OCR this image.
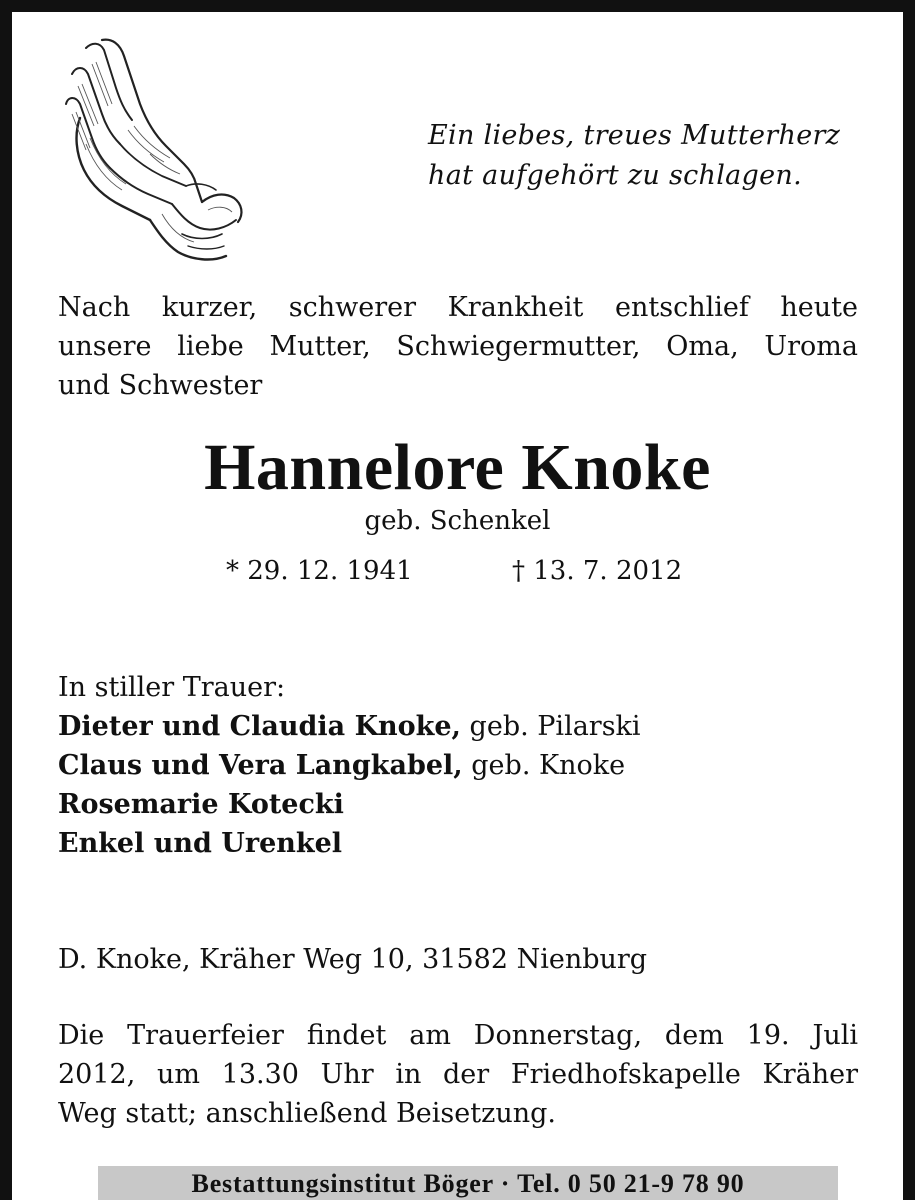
Ein liebes, treues Mutterherz
hat aufgehört zu schlagen.

Nach kurzer, schwerer Krankheit entschlief heute
unsere liebe Mutter, Schwiegermutter, Oma, Uroma
und Schwester

Hannelore Knoke
geb. Schenkel
* 29. 12. 1941	† 13. 7. 2012
In stiller Trauer:
Dieter und Claudia Knoke, geb. Pilarski
Claus und Vera Langkabel, geb. Knoke
Rosemarie Kotecki
Enkel und Urenkel
D. Knoke, Kräher Weg 10, 31582 Nienburg

Die Trauerfeier findet am Donnerstag, dem 19. Juli
2012, um 13.30 Uhr in der Friedhofskapelle Kräher
Weg statt; anschließend Beisetzung.

Bestattungsinstitut Böger · Tel. 0 50 21-9 78 90
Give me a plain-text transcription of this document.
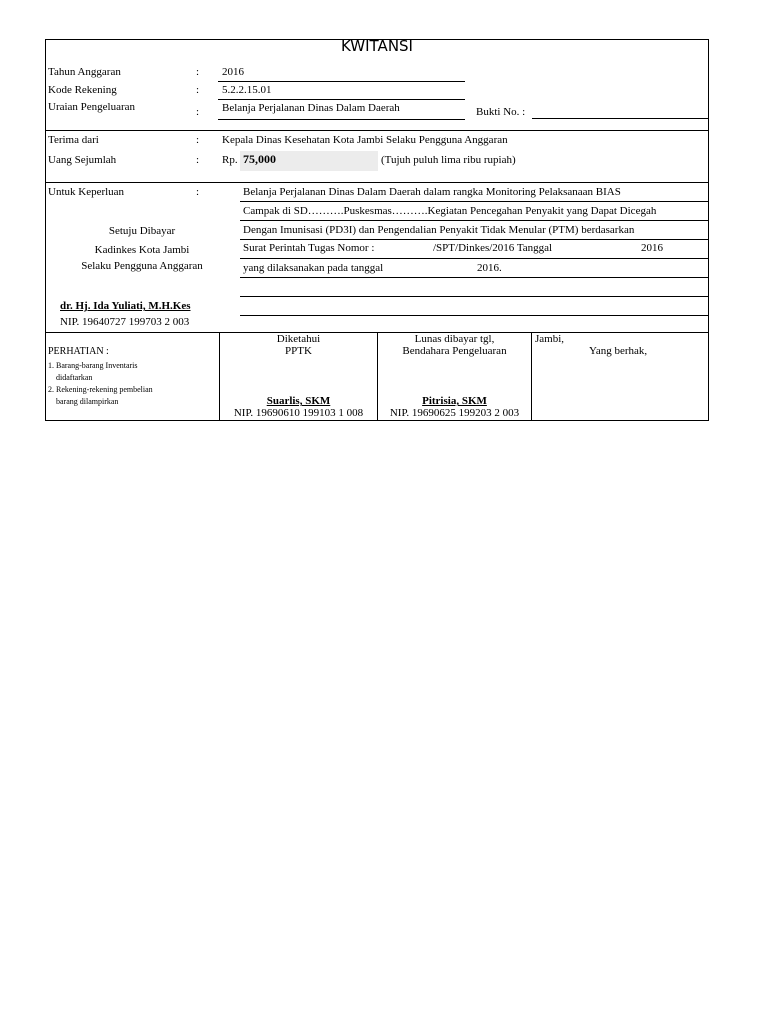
KWITANSI
Tahun Anggaran	: 2016
Kode Rekening	: 5.2.2.15.01
Uraian Pengeluaran	: Belanja Perjalanan Dinas Dalam Daerah	Bukti No. :
Terima dari	: Kepala Dinas Kesehatan Kota Jambi Selaku Pengguna Anggaran
Uang Sejumlah	: Rp. 75,000	(Tujuh puluh lima ribu rupiah)
Untuk Keperluan	:	Belanja Perjalanan Dinas Dalam Daerah dalam rangka Monitoring Pelaksanaan BIAS
Campak di SD……….Puskesmas……….Kegiatan Pencegahan Penyakit yang Dapat Dicegah
Dengan Imunisasi (PD3I) dan Pengendalian Penyakit Tidak Menular (PTM) berdasarkan
Surat Perintah Tugas Nomor :	/SPT/Dinkes/2016 Tanggal	2016
yang dilaksanakan pada tanggal	2016.
Setuju Dibayar
Kadinkes Kota Jambi
Selaku Pengguna Anggaran
dr. Hj. Ida Yuliati, M.H.Kes
NIP. 19640727 199703 2 003
PERHATIAN :
1. Barang-barang Inventaris
didaftarkan
2. Rekening-rekening pembelian
barang dilampirkan
Diketahui
PPTK
Suarlis, SKM
NIP. 19690610 199103 1 008
Lunas dibayar tgl,
Bendahara Pengeluaran
Pitrisia, SKM
NIP. 19690625 199203 2 003
Jambi,
Yang berhak,
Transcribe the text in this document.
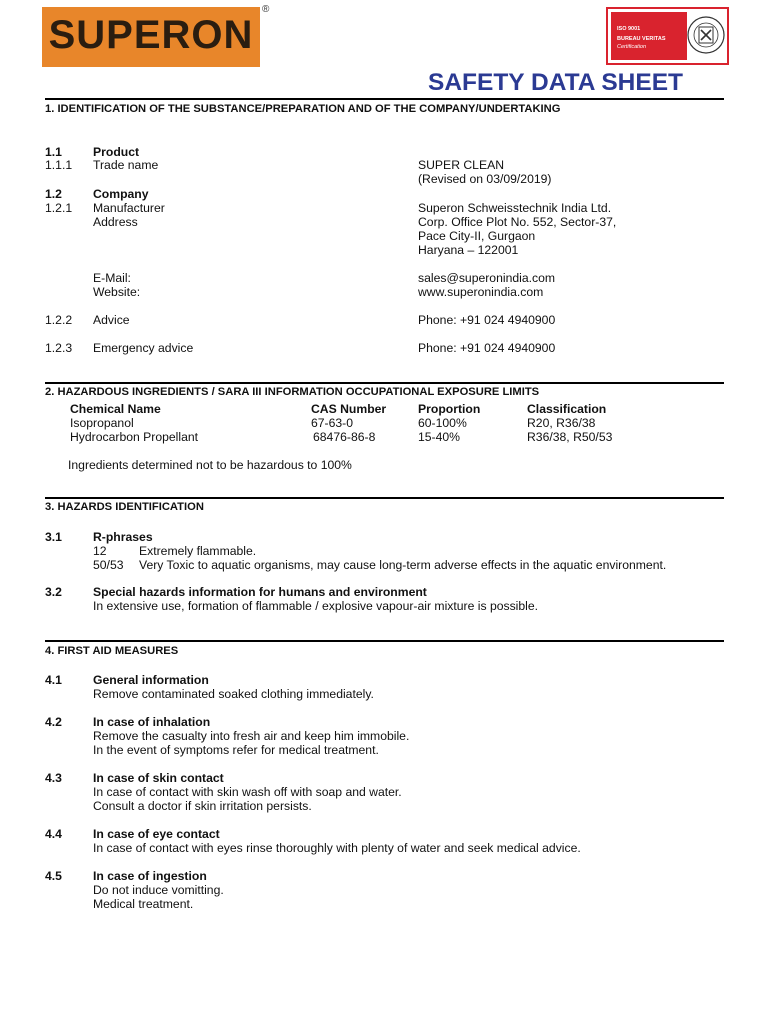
SUPERON
®
ISO 9001
BUREAU VERITAS
Certification
SAFETY DATA SHEET
1. IDENTIFICATION OF THE SUBSTANCE/PREPARATION AND OF THE COMPANY/UNDERTAKING
1.1	Product
1.1.1 Trade name	SUPER CLEAN
(Revised on 03/09/2019)
1.2	Company
1.2.1 Manufacturer	Superon Schweisstechnik India Ltd.
Address	Corp. Office Plot No. 552, Sector-37,
Pace City-II, Gurgaon
Haryana – 122001
E-Mail:	sales@superonindia.com
Website:	www.superonindia.com
1.2.2 Advice	Phone: +91 024 4940900
1.2.3 Emergency advice	Phone: +91 024 4940900
2. HAZARDOUS INGREDIENTS / SARA III INFORMATION OCCUPATIONAL EXPOSURE LIMITS
Chemical Name	CAS Number	Proportion	Classification
Isopropanol	67-63-0	60-100%	R20, R36/38
Hydrocarbon Propellant	68476-86-8	15-40%	R36/38, R50/53
Ingredients determined not to be hazardous to 100%
3. HAZARDS IDENTIFICATION
3.1	R-phrases
12	Extremely flammable.
50/53 Very Toxic to aquatic organisms, may cause long-term adverse effects in the aquatic environment.
3.2	Special hazards information for humans and environment
In extensive use, formation of flammable / explosive vapour-air mixture is possible.
4. FIRST AID MEASURES
4.1	General information
Remove contaminated soaked clothing immediately.
4.2	In case of inhalation
Remove the casualty into fresh air and keep him immobile.
In the event of symptoms refer for medical treatment.
4.3	In case of skin contact
In case of contact with skin wash off with soap and water.
Consult a doctor if skin irritation persists.
4.4	In case of eye contact
In case of contact with eyes rinse thoroughly with plenty of water and seek medical advice.
4.5	In case of ingestion
Do not induce vomitting.
Medical treatment.
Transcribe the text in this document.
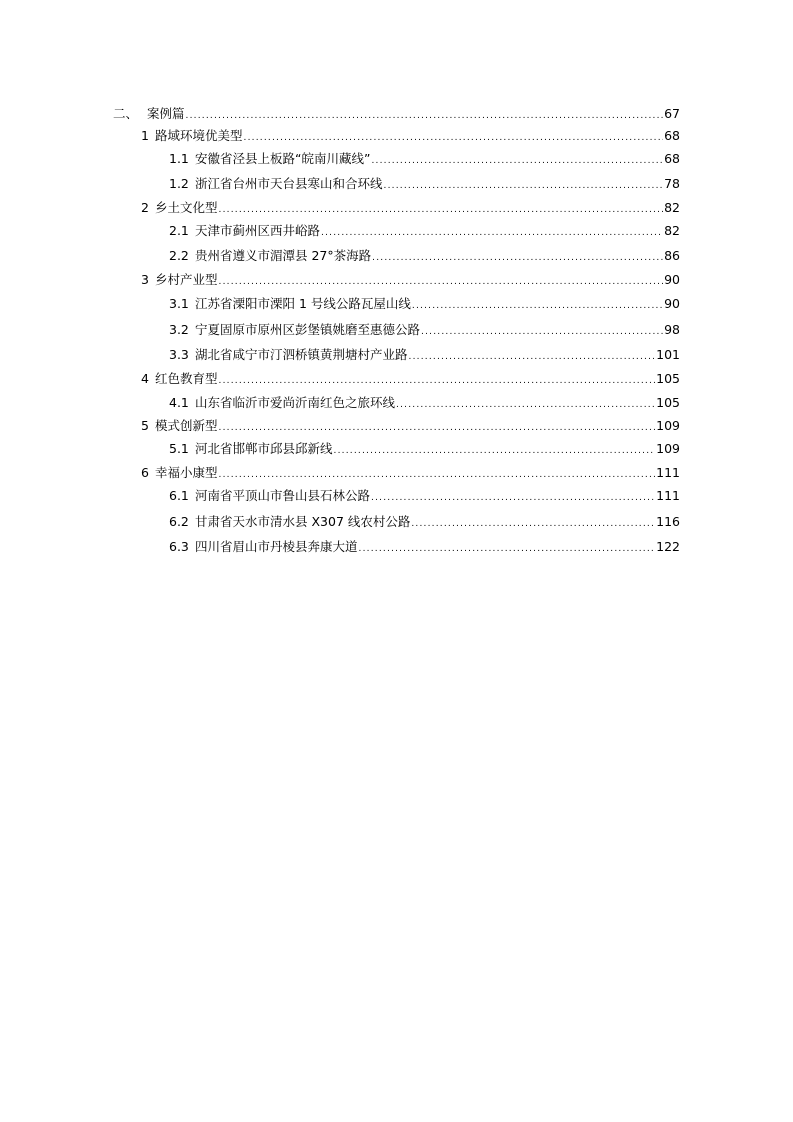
二、 案例篇 .....	67
1 路域环境优美型 .....	68
1.1 安徽省泾县上板路“皖南川藏线” .....	68
1.2 浙江省台州市天台县寒山和合环线 .....	78
2 乡土文化型 .....	82
2.1 天津市蓟州区西井峪路 .....	82
2.2 贵州省遵义市湄潭县 27°茶海路 .....	86
3 乡村产业型 .....	90
3.1 江苏省溧阳市溧阳 1 号线公路瓦屋山线 .....	90
3.2 宁夏固原市原州区彭堡镇姚磨至惠德公路 .....	98
3.3 湖北省咸宁市汀泗桥镇黄荆塘村产业路 .....	101
4 红色教育型 .....	105
4.1 山东省临沂市爱尚沂南红色之旅环线 .....	105
5 模式创新型 .....	109
5.1 河北省邯郸市邱县邱新线 .....	109
6 幸福小康型 .....	111
6.1 河南省平顶山市鲁山县石林公路 .....	111
6.2 甘肃省天水市清水县 X307 线农村公路 .....	116
6.3 四川省眉山市丹棱县奔康大道 .....	122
☆ ☆ ☆ ☆ ☆ ☆ ☆
### Written request
Select and copy every line of the material that holds the string "treatment".

### Answer
In the event of symptoms refer for medical treatment.
Medical treatment.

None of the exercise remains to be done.